Written request
Search the records for "Friday" and copy each line that holds it.

(Extracted data entries)

+ + + + +

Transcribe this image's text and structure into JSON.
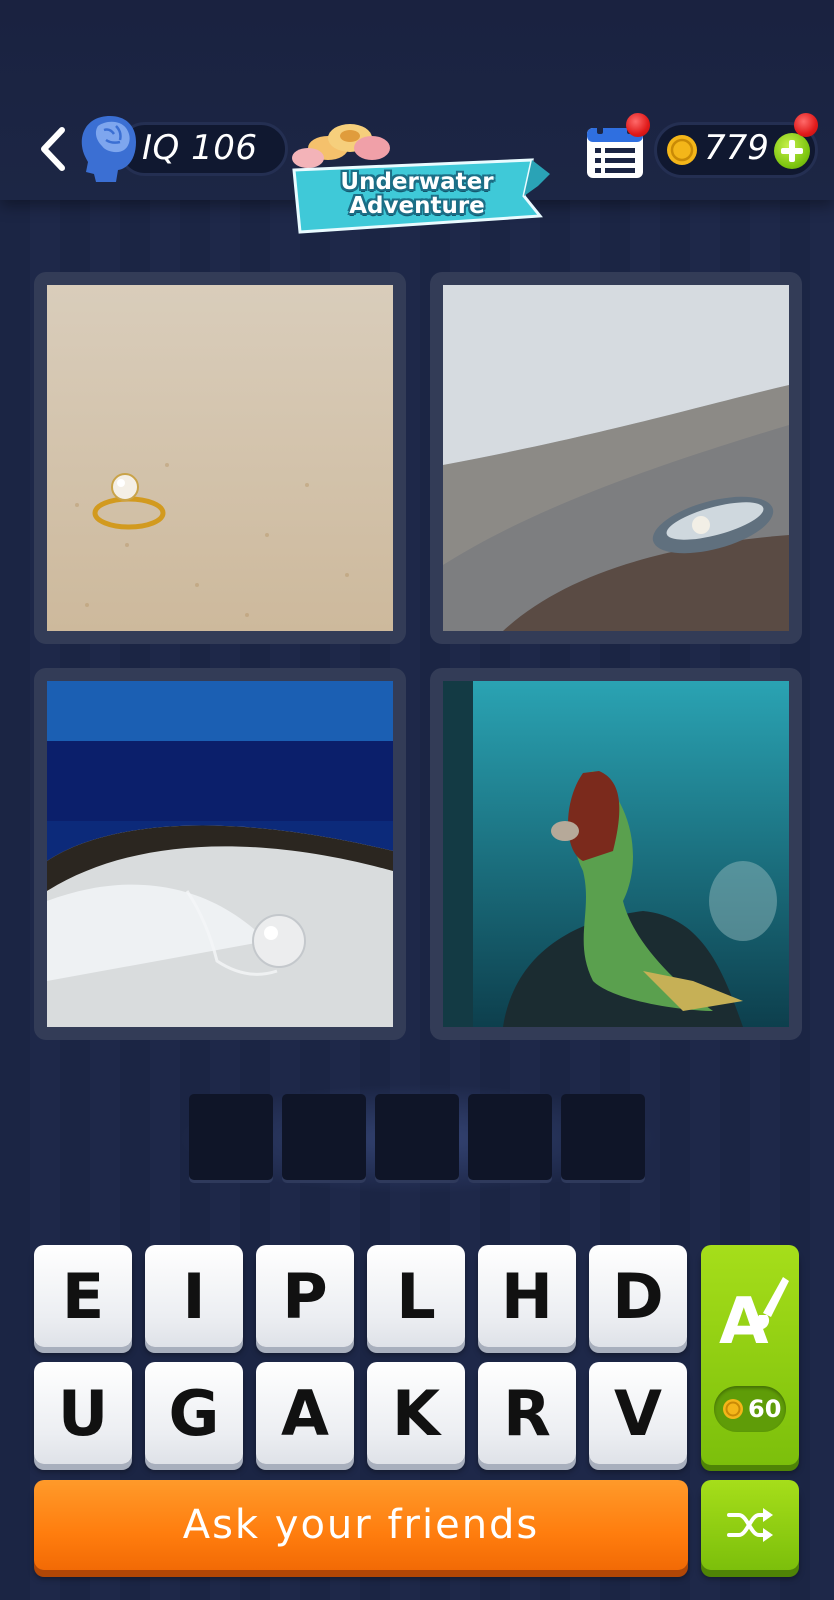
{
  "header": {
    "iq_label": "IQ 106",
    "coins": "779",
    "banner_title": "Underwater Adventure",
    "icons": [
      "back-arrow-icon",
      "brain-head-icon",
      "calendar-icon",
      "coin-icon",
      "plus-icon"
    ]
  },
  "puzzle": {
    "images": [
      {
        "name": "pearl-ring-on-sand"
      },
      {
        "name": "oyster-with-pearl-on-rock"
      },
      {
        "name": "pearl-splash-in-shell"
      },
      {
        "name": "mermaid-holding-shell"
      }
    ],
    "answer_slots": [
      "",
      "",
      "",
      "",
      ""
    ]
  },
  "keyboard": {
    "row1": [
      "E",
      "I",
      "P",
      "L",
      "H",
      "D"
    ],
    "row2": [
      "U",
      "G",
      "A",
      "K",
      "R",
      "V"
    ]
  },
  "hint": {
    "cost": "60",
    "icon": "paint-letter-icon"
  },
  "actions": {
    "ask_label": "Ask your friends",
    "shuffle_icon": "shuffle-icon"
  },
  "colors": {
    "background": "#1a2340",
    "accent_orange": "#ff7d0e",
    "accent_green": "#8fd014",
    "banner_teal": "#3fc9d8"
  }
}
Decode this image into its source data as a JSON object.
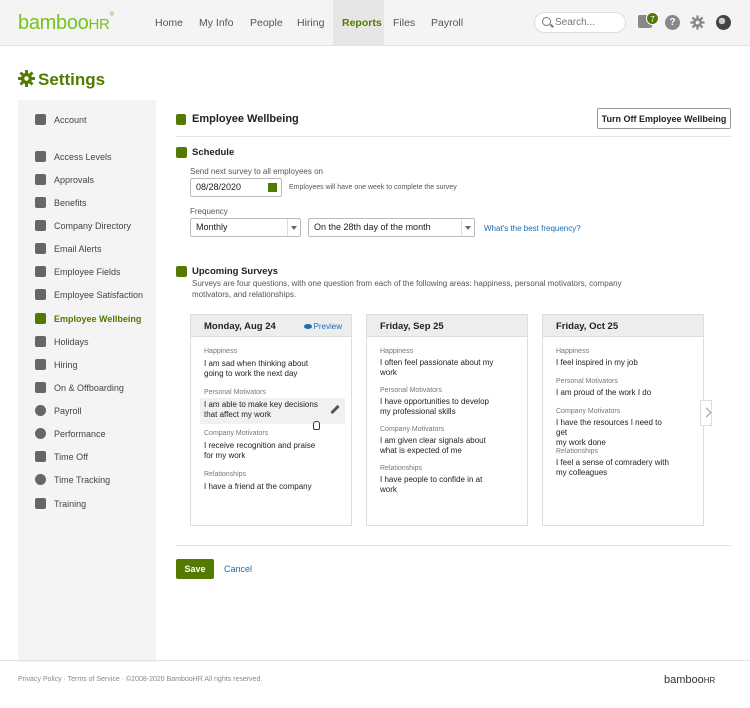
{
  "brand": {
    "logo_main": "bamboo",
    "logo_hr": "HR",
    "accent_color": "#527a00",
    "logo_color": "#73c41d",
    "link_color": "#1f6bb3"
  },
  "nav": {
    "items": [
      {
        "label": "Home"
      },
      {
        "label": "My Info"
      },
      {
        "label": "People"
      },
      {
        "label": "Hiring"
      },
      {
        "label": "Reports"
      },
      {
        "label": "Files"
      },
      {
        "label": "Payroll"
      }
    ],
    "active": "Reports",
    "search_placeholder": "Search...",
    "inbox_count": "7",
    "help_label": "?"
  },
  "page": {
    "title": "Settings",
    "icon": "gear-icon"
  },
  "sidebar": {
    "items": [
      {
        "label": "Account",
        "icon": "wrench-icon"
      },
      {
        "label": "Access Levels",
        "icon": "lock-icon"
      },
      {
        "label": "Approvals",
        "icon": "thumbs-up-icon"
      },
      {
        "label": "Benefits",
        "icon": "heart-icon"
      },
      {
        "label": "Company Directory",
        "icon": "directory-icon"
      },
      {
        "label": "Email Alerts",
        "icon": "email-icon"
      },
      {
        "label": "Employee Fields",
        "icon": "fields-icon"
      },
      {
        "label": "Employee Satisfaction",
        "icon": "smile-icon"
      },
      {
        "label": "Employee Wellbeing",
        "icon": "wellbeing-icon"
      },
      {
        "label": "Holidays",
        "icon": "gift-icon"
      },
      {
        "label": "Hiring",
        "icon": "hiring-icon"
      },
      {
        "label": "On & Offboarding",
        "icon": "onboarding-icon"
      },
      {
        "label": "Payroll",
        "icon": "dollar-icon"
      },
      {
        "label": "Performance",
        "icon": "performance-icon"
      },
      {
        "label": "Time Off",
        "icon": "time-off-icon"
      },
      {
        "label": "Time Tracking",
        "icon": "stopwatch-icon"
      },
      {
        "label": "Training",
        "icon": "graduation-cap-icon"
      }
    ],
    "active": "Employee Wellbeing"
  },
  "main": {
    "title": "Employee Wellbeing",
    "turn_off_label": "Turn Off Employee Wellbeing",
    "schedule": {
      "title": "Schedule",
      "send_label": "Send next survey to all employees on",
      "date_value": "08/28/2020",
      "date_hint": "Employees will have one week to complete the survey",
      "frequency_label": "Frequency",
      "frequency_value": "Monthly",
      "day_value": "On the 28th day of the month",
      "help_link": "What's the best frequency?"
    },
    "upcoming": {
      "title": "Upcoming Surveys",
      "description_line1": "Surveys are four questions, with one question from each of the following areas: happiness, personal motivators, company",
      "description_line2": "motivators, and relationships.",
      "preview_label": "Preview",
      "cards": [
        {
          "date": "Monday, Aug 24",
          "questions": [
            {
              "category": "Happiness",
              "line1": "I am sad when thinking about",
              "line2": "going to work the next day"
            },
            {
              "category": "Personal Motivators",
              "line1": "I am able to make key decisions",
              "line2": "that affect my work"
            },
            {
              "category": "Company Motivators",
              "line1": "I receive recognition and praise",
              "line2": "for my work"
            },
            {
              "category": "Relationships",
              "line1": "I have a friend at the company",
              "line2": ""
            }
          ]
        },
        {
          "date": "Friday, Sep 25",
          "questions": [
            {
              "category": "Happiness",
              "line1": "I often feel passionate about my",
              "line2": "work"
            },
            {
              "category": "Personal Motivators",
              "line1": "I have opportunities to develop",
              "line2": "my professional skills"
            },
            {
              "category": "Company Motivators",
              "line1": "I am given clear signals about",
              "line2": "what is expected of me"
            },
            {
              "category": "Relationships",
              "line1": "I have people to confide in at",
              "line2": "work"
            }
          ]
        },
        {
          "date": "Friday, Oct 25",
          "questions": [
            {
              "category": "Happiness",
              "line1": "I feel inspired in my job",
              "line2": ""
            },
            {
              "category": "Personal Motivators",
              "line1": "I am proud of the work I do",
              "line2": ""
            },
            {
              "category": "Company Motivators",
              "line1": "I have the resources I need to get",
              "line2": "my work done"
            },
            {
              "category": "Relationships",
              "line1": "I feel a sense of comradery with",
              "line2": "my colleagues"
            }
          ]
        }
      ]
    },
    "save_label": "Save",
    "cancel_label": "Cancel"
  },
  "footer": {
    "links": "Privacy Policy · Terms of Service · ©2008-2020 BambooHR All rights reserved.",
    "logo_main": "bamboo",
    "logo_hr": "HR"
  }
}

+ + + + +

Complete response
          "date": "Friday, Sep 25",
          "date": "Friday, Oct 25",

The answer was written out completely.